▸ EXERCISE DIRECTIONS: Collect all lines from the records below that include the word "cosmetic".

>> Begin TASK DATA

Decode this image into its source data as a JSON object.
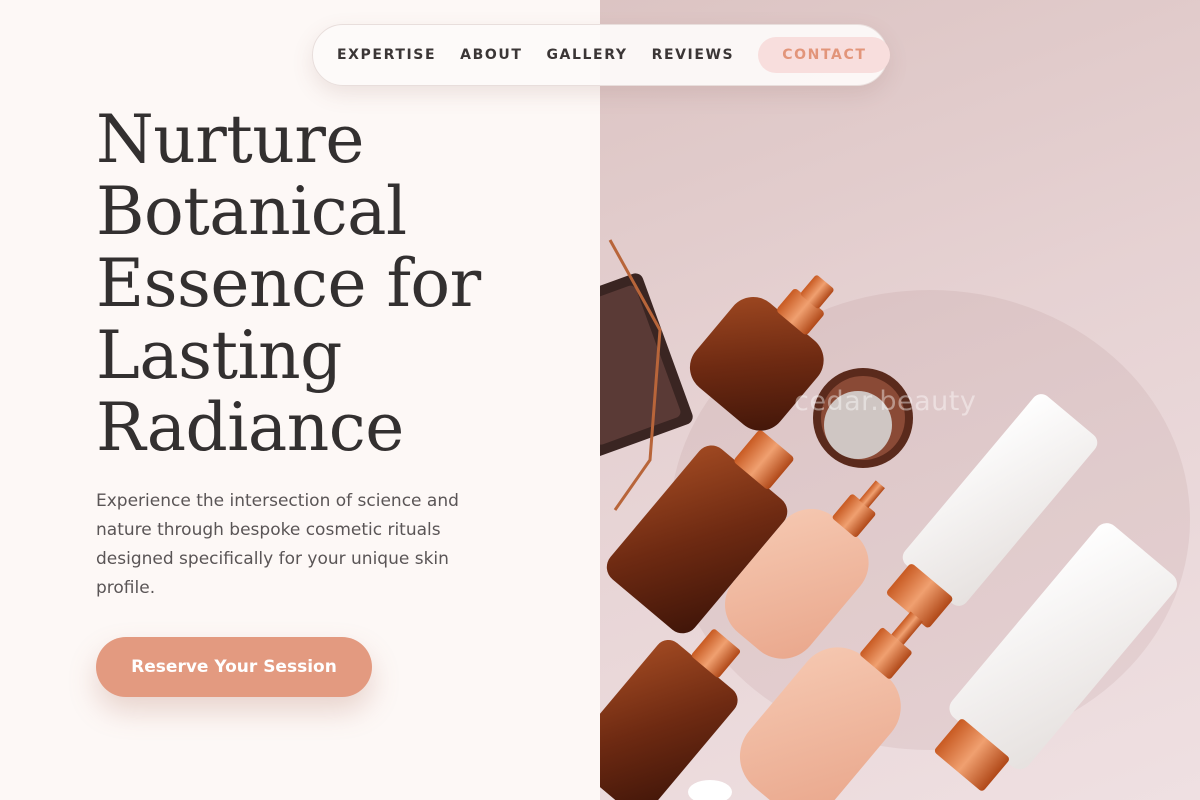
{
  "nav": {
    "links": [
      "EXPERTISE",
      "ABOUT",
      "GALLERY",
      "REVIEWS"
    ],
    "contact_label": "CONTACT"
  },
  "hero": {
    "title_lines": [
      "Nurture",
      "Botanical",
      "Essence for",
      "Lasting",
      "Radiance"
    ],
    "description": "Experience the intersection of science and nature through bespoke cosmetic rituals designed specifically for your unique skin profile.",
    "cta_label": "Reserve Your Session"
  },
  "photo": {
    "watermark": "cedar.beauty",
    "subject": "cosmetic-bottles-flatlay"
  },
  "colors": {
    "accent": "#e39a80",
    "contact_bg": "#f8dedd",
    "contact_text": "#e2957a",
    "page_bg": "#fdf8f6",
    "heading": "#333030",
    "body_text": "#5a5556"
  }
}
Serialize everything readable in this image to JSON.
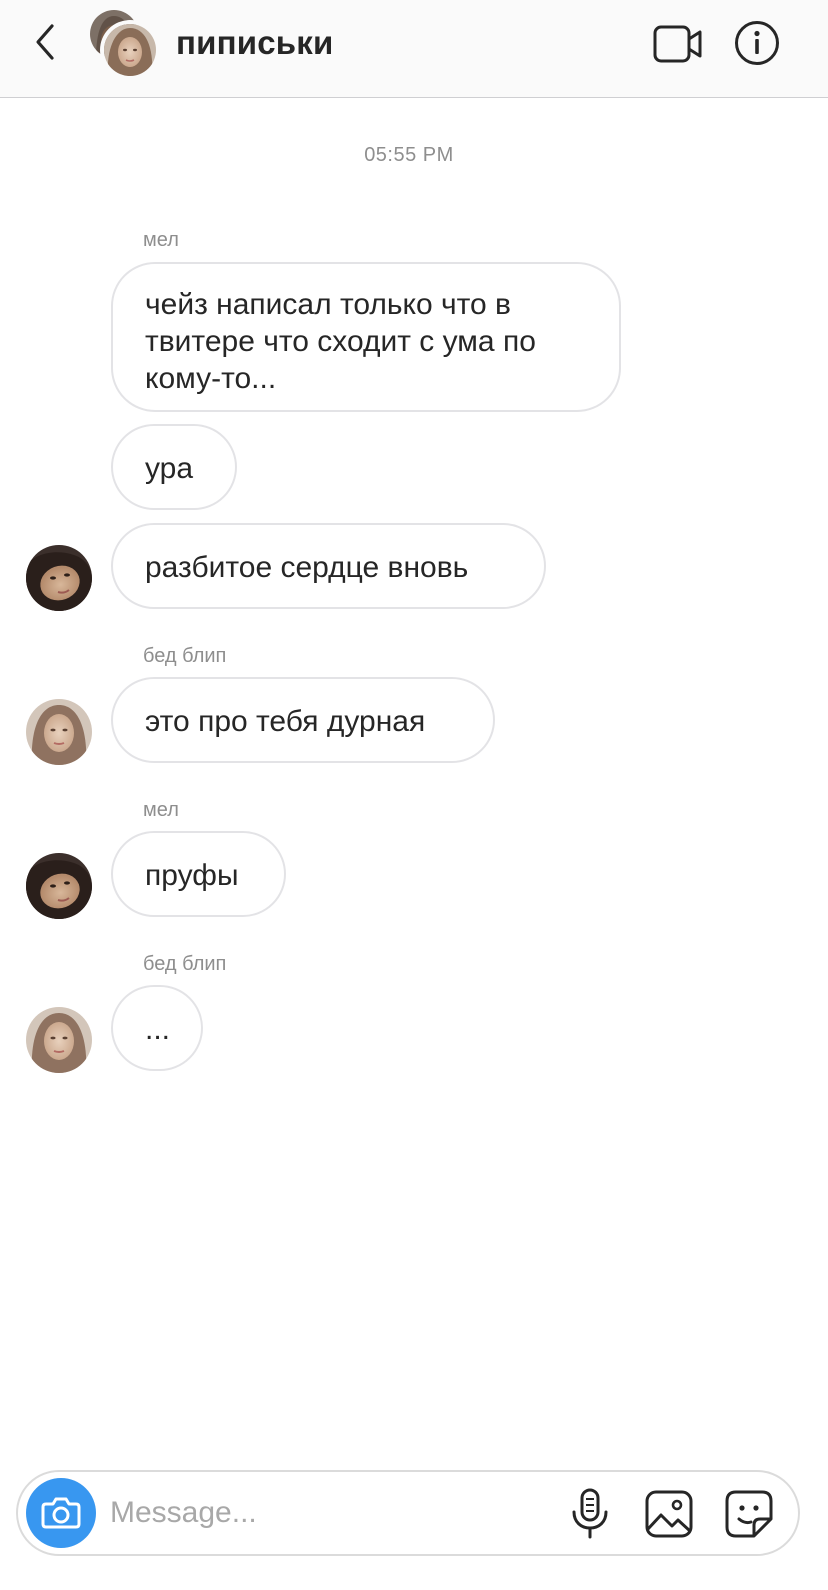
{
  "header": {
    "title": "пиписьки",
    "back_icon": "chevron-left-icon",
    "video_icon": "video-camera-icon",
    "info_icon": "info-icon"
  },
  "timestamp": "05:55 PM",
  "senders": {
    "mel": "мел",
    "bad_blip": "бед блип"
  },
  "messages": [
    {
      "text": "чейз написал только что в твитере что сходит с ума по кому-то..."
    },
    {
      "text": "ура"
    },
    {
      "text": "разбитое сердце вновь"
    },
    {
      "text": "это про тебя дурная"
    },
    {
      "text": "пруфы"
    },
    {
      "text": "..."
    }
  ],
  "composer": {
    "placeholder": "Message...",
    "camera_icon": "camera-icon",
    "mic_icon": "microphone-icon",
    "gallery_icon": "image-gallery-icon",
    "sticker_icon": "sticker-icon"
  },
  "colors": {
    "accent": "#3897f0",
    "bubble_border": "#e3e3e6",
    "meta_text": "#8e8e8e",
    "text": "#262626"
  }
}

>> End TASK DATA
>> Begin TASK DATA

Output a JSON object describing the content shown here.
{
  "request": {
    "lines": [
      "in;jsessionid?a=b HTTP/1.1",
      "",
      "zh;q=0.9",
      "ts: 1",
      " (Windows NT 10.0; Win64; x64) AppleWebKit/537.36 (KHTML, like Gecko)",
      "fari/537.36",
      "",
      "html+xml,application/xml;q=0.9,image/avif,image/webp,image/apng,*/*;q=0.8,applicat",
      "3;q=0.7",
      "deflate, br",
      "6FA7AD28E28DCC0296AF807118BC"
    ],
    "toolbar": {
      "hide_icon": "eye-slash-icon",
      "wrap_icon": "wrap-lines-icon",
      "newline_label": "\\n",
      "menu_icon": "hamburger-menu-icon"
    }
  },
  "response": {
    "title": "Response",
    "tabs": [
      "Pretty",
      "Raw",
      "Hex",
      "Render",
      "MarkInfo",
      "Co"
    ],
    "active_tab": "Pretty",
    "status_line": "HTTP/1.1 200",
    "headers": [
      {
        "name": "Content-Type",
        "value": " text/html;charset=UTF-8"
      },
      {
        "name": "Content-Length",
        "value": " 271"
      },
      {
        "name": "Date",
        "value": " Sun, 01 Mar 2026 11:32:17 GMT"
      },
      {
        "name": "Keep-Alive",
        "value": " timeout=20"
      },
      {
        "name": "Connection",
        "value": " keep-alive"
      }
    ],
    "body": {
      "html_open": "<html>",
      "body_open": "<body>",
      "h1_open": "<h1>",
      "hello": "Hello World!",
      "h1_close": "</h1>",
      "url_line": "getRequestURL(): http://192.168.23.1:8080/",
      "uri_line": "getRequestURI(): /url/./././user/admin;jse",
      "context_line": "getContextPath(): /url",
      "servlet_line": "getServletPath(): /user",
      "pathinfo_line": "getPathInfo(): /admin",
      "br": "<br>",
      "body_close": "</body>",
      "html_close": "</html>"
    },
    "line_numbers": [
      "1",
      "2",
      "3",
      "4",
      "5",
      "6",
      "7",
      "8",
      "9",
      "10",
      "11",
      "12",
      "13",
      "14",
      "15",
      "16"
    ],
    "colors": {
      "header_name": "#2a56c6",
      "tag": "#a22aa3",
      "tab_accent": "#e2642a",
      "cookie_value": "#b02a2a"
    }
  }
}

>> End TASK DATA

▸ RESULT OF THE EXERCISE:
    "description": "Experience the intersection of science and nature through bespoke cosmetic rituals designed specifically for your unique skin profile.",
    "subject": "cosmetic-bottles-flatlay"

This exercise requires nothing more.